▶ _Task_
Check each line of the listing below for the string "ylabel", and copy the ones that have it.

Figure content listings
· · · ·
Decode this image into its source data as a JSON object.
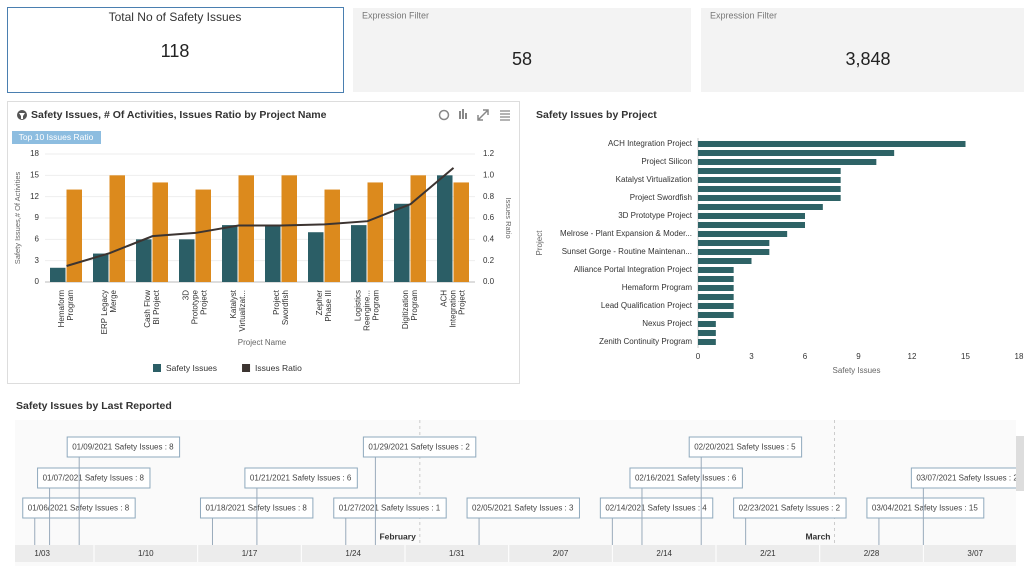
{
  "kpis": [
    {
      "title": "Total No of Safety Issues",
      "value": "118"
    },
    {
      "title": "Expression Filter",
      "value": "58"
    },
    {
      "title": "Expression Filter",
      "value": "3,848"
    }
  ],
  "chart_data": [
    {
      "type": "combo",
      "title": "Safety Issues, # Of Activities, Issues Ratio by Project Name",
      "badge": "Top 10 Issues Ratio",
      "categories": [
        "Hemaform Program",
        "ERP Legacy Merge",
        "Cash Flow BI Project",
        "3D Prototype Project",
        "Katalyst Virtualizat...",
        "Project Swordfish",
        "Zepher Phase III",
        "Logistics Reengine... Program",
        "Digitization Program",
        "ACH Integration Project"
      ],
      "series": [
        {
          "name": "Safety Issues",
          "color": "#2b5e66",
          "values": [
            2,
            4,
            6,
            6,
            8,
            8,
            7,
            8,
            11,
            15
          ]
        },
        {
          "color": "#dc8a1d",
          "values": [
            13,
            15,
            14,
            13,
            15,
            15,
            13,
            14,
            15,
            14
          ]
        },
        {
          "name": "Issues Ratio",
          "color": "#3c3431",
          "type": "line",
          "axis": "y2",
          "values": [
            0.15,
            0.27,
            0.43,
            0.46,
            0.53,
            0.53,
            0.54,
            0.57,
            0.73,
            1.07
          ]
        }
      ],
      "ylim": [
        0,
        18
      ],
      "yticks": [
        0,
        3,
        6,
        9,
        12,
        15,
        18
      ],
      "y2lim": [
        0,
        1.2
      ],
      "y2ticks": [
        {
          "value": 0,
          "label": "0.0"
        },
        0.2,
        0.4,
        0.6,
        0.8,
        {
          "value": 1,
          "label": "1.0"
        },
        1.2
      ],
      "xlabel": "Project Name",
      "ylabel": "Safety Issues,# Of Activities",
      "y2label": "Issues Ratio"
    },
    {
      "type": "barh",
      "title": "Safety Issues by Project",
      "categories": [
        "ACH Integration Project",
        null,
        "Project Silicon",
        null,
        "Katalyst Virtualization",
        null,
        "Project Swordfish",
        null,
        "3D Prototype Project",
        null,
        "Melrose - Plant Expansion & Moder...",
        null,
        "Sunset Gorge - Routine Maintenan...",
        null,
        "Alliance Portal Integration Project",
        null,
        "Hemaform Program",
        null,
        "Lead Qualification Project",
        null,
        "Nexus Project",
        null,
        "Zenith Continuity Program"
      ],
      "values": [
        15,
        11,
        10,
        8,
        8,
        8,
        8,
        7,
        6,
        6,
        5,
        4,
        4,
        3,
        2,
        2,
        2,
        2,
        2,
        2,
        1,
        1,
        1
      ],
      "color": "#2e6366",
      "xlim": [
        0,
        18
      ],
      "xticks": [
        0,
        3,
        6,
        9,
        12,
        15,
        18
      ],
      "xlabel": "Safety Issues",
      "ylabel": "Project"
    }
  ],
  "timeline": {
    "title": "Safety Issues by Last Reported",
    "events": [
      "01/06/2021 Safety Issues : 8",
      "01/07/2021 Safety Issues : 8",
      "01/09/2021 Safety Issues : 8",
      "01/18/2021 Safety Issues : 8",
      "01/21/2021 Safety Issues : 6",
      "01/27/2021 Safety Issues : 1",
      "01/29/2021 Safety Issues : 2",
      "02/05/2021 Safety Issues : 3",
      "02/14/2021 Safety Issues : 4",
      "02/16/2021 Safety Issues : 6",
      "02/20/2021 Safety Issues : 5",
      "02/23/2021 Safety Issues : 2",
      "03/04/2021 Safety Issues : 15",
      "03/07/2021 Safety Issues : 2"
    ],
    "week_labels": [
      "1/03",
      "1/10",
      "1/17",
      "1/24",
      "1/31",
      "2/07",
      "2/14",
      "2/21",
      "2/28",
      "3/07"
    ],
    "month_labels": [
      "February",
      "March"
    ]
  }
}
· · · ·
▶ _Solution to this problem_
      "ylabel": "Safety Issues,# Of Activities",
      "ylabel": "Project"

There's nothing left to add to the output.